:: Short exercise ::
Copy every line from the data below in which the string "content" can be found.
--- START OF Data listing ---
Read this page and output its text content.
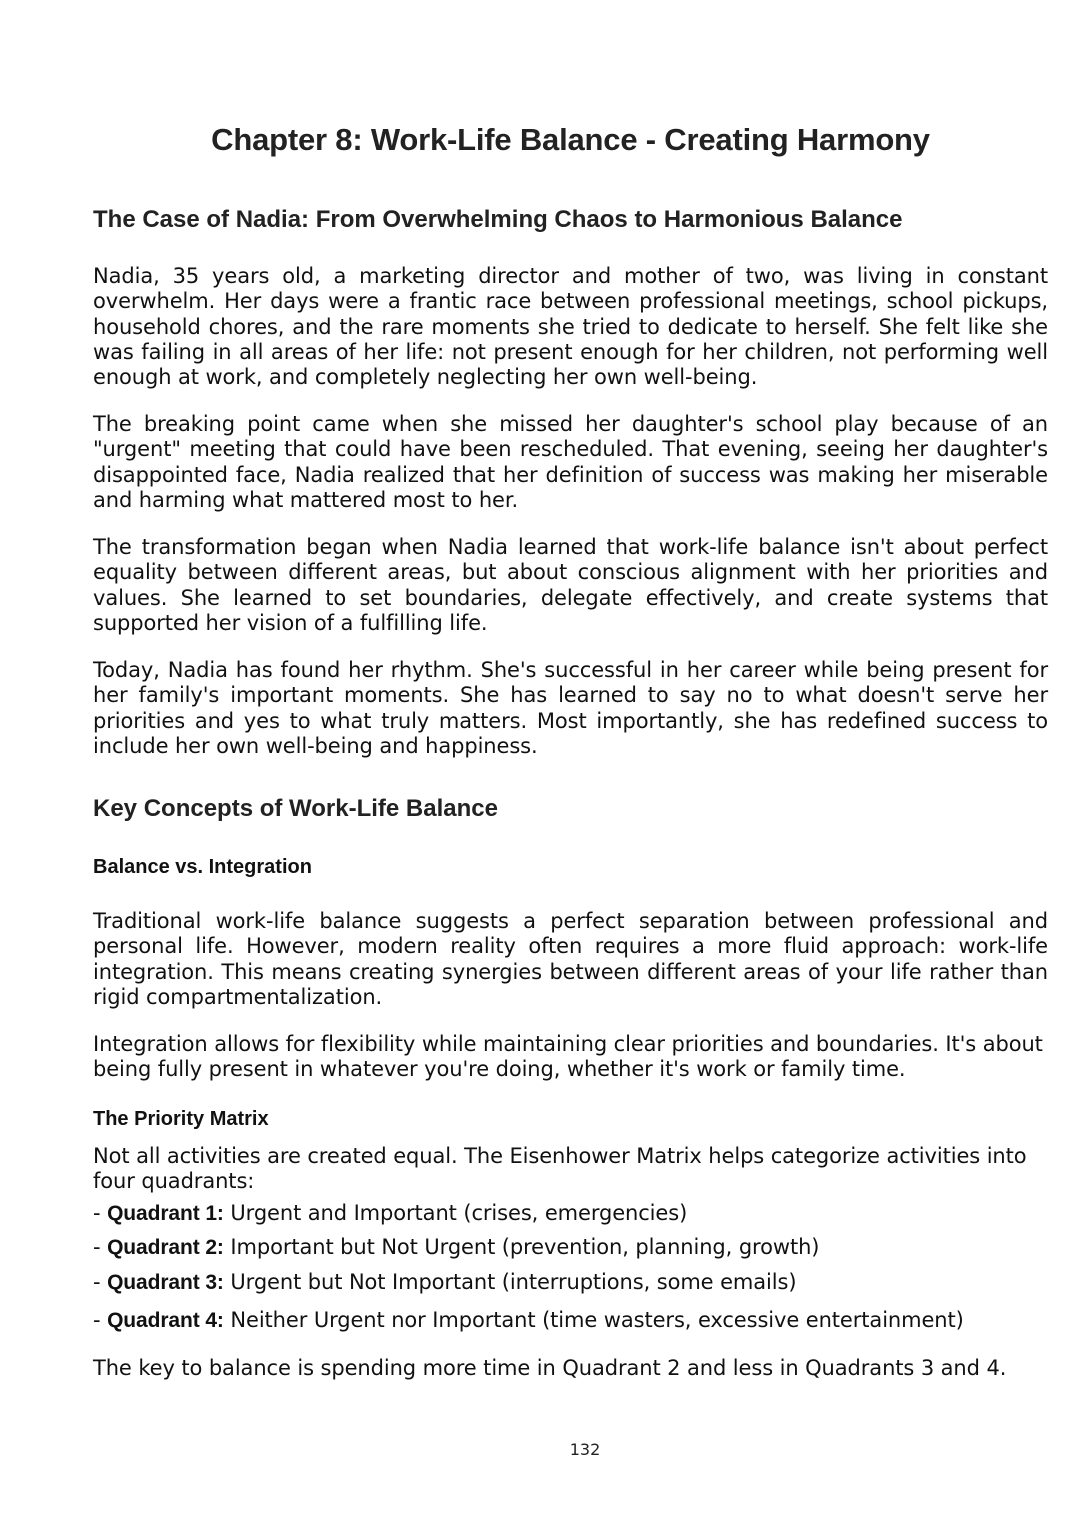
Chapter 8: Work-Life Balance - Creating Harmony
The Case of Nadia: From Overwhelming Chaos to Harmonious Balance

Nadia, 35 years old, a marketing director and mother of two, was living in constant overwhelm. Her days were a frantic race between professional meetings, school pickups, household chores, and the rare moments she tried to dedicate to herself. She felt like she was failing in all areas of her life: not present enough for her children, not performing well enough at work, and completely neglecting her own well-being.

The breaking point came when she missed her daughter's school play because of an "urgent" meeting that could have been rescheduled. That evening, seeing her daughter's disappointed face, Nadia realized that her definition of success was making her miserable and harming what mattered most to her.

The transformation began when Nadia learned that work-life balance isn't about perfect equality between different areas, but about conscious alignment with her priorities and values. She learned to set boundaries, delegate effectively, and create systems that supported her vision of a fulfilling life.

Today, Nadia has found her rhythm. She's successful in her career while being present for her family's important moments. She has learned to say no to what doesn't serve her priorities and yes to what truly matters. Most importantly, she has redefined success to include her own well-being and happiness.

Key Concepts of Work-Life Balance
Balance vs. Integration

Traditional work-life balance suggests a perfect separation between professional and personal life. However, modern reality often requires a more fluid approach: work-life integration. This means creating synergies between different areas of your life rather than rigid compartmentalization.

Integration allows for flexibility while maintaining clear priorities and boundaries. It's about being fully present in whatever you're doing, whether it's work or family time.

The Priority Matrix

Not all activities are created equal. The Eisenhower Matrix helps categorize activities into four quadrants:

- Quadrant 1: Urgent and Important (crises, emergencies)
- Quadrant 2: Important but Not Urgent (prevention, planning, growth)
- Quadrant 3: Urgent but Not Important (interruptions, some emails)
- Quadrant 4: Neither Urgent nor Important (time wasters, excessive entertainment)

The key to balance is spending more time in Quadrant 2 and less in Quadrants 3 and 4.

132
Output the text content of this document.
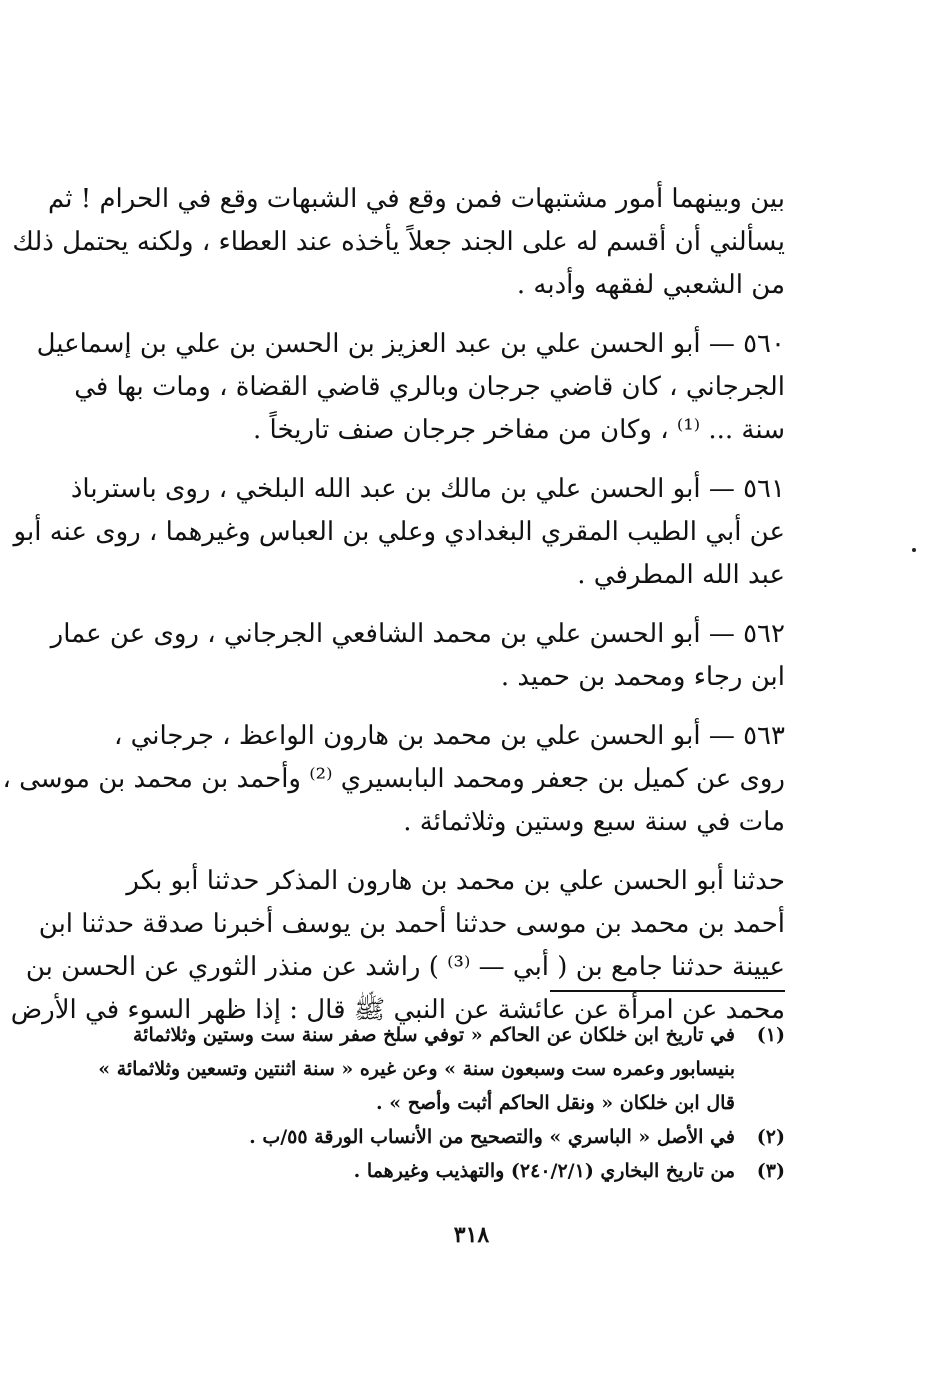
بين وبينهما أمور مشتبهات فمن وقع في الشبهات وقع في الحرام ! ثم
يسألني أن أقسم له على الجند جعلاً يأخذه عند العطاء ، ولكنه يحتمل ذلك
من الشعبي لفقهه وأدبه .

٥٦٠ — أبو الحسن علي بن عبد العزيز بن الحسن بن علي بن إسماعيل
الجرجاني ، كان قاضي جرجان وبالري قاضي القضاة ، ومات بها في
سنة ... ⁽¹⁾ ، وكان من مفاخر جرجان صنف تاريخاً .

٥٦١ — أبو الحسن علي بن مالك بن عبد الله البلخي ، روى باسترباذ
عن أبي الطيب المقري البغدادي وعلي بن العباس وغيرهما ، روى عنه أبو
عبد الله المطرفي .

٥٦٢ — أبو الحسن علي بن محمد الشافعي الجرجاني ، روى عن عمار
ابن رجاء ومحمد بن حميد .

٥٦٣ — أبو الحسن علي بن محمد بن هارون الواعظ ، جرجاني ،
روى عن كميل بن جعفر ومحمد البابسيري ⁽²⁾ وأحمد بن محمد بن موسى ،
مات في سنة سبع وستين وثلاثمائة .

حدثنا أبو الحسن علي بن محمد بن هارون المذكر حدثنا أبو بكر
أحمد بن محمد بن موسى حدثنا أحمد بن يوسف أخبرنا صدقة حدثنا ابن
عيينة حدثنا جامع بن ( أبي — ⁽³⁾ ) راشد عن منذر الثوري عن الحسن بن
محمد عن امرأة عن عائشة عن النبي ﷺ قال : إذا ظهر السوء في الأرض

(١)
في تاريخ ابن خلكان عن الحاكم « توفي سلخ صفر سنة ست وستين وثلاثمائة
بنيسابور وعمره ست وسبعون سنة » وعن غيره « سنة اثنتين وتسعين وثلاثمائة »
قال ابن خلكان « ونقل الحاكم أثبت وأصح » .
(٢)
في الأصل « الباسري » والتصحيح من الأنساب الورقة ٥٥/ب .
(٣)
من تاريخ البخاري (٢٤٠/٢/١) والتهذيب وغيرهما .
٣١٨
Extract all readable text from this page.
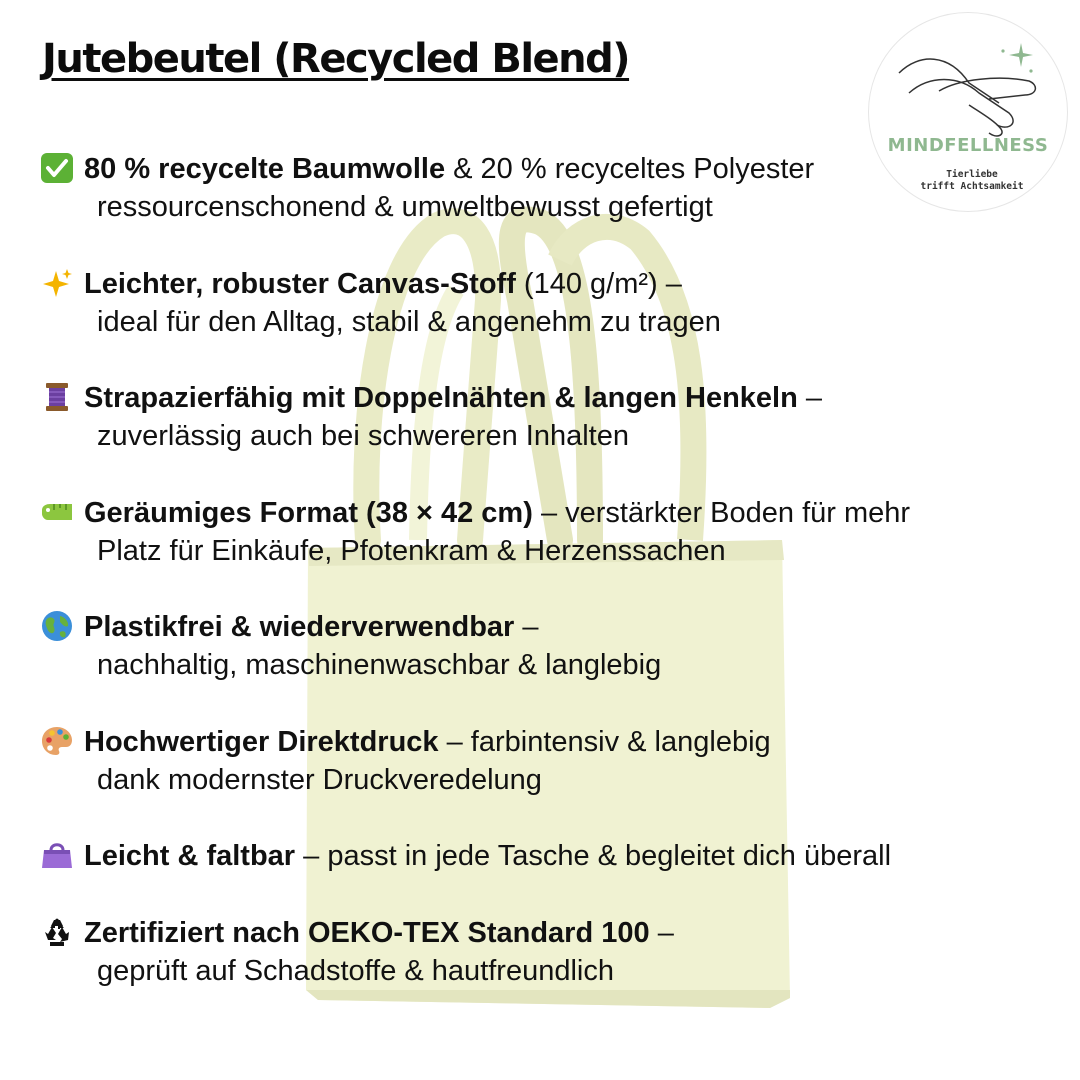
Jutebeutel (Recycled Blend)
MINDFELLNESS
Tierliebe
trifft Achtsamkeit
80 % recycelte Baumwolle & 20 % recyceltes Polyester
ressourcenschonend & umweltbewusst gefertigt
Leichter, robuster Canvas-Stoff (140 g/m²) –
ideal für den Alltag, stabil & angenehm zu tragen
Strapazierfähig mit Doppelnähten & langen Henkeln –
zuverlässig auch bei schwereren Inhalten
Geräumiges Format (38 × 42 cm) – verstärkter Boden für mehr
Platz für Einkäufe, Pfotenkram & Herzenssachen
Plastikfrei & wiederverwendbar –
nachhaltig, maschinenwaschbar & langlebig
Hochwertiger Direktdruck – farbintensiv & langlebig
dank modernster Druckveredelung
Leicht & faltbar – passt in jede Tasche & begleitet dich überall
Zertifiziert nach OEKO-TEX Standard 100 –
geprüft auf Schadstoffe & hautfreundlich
--- END OF Data listing ---
:: Full solution ::
Read this page and output its text content.
Output the text content of this document.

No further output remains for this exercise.